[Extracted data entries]
==============================

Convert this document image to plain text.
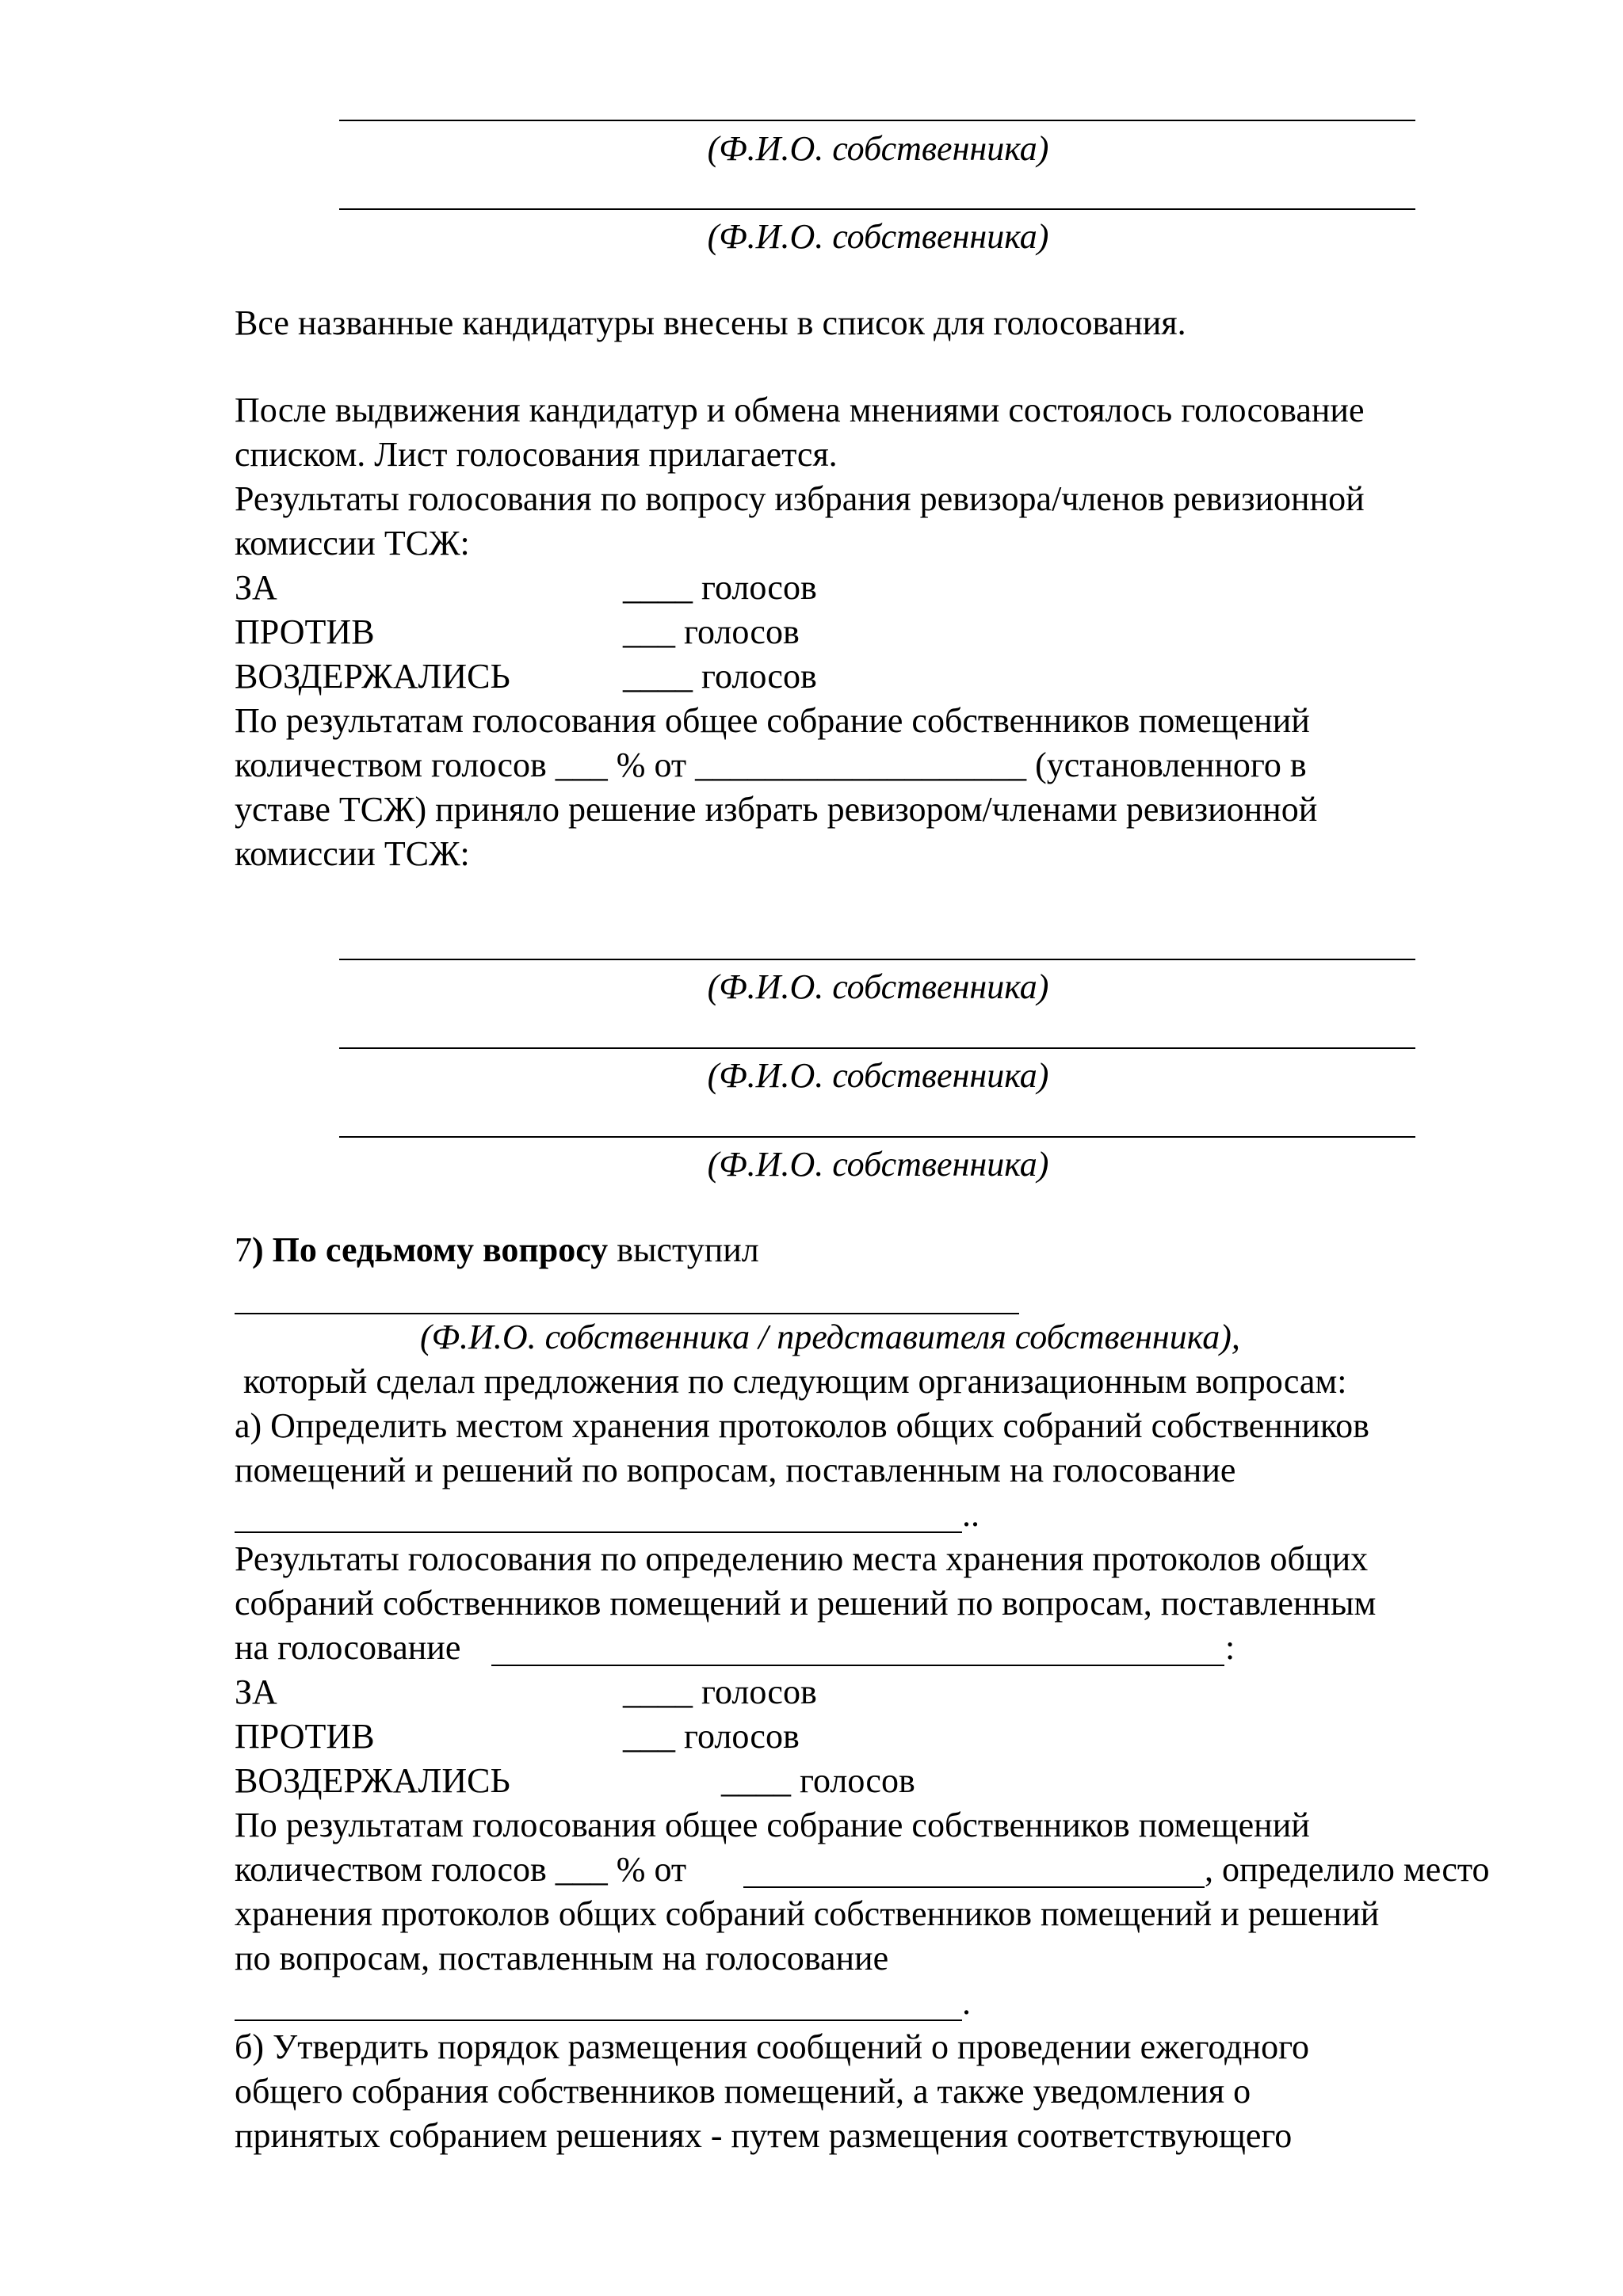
(Ф.И.О. собственника)
(Ф.И.О. собственника)
Все названные кандидатуры внесены в список для голосования.
После выдвижения кандидатур и обмена мнениями состоялось голосование
списком. Лист голосования прилагается.
Результаты голосования по вопросу избрания ревизора/членов ревизионной
комиссии ТСЖ:
ЗА	____ голосов
ПРОТИВ	___ голосов
ВОЗДЕРЖАЛИСЬ	____ голосов
По результатам голосования общее собрание собственников помещений
количеством голосов ___ % от ___________________ (установленного в
уставе ТСЖ) приняло решение избрать ревизором/членами ревизионной
комиссии ТСЖ:
(Ф.И.О. собственника)
(Ф.И.О. собственника)
(Ф.И.О. собственника)
7) По седьмому вопросу выступил
(Ф.И.О. собственника / представителя собственника),
который сделал предложения по следующим организационным вопросам:
а) Определить местом хранения протоколов общих собраний собственников
помещений и решений по вопросам, поставленным на голосование
..
Результаты голосования по определению места хранения протоколов общих
собраний собственников помещений и решений по вопросам, поставленным
на голосование	:
ЗА	____ голосов
ПРОТИВ	___ голосов
ВОЗДЕРЖАЛИСЬ	____ голосов
По результатам голосования общее собрание собственников помещений
количеством голосов ___ % от	, определило место
хранения протоколов общих собраний собственников помещений и решений
по вопросам, поставленным на голосование
.
б) Утвердить порядок размещения сообщений о проведении ежегодного
общего собрания собственников помещений, а также уведомления о
принятых собранием решениях - путем размещения соответствующего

==============================

Omit the pictures. Output every record above word for word.

__COMPLETE ANSWER__:
Convert this document image to plain text.
(Ф.И.О. собственника)
(Ф.И.О. собственника)
Все названные кандидатуры внесены в список для голосования.
После выдвижения кандидатур и обмена мнениями состоялось голосование
списком. Лист голосования прилагается.
Результаты голосования по вопросу избрания ревизора/членов ревизионной
комиссии ТСЖ:
ЗА	____ голосов
ПРОТИВ	___ голосов
ВОЗДЕРЖАЛИСЬ	____ голосов
По результатам голосования общее собрание собственников помещений
количеством голосов ___ % от ___________________ (установленного в
уставе ТСЖ) приняло решение избрать ревизором/членами ревизионной
комиссии ТСЖ:
(Ф.И.О. собственника)
(Ф.И.О. собственника)
(Ф.И.О. собственника)
7) По седьмому вопросу выступил
(Ф.И.О. собственника / представителя собственника),
который сделал предложения по следующим организационным вопросам:
а) Определить местом хранения протоколов общих собраний собственников
помещений и решений по вопросам, поставленным на голосование
..
Результаты голосования по определению места хранения протоколов общих
собраний собственников помещений и решений по вопросам, поставленным
на голосование	:
ЗА	____ голосов
ПРОТИВ	___ голосов
ВОЗДЕРЖАЛИСЬ	____ голосов
По результатам голосования общее собрание собственников помещений
количеством голосов ___ % от	, определило место
хранения протоколов общих собраний собственников помещений и решений
по вопросам, поставленным на голосование
.
б) Утвердить порядок размещения сообщений о проведении ежегодного
общего собрания собственников помещений, а также уведомления о
принятых собранием решениях - путем размещения соответствующего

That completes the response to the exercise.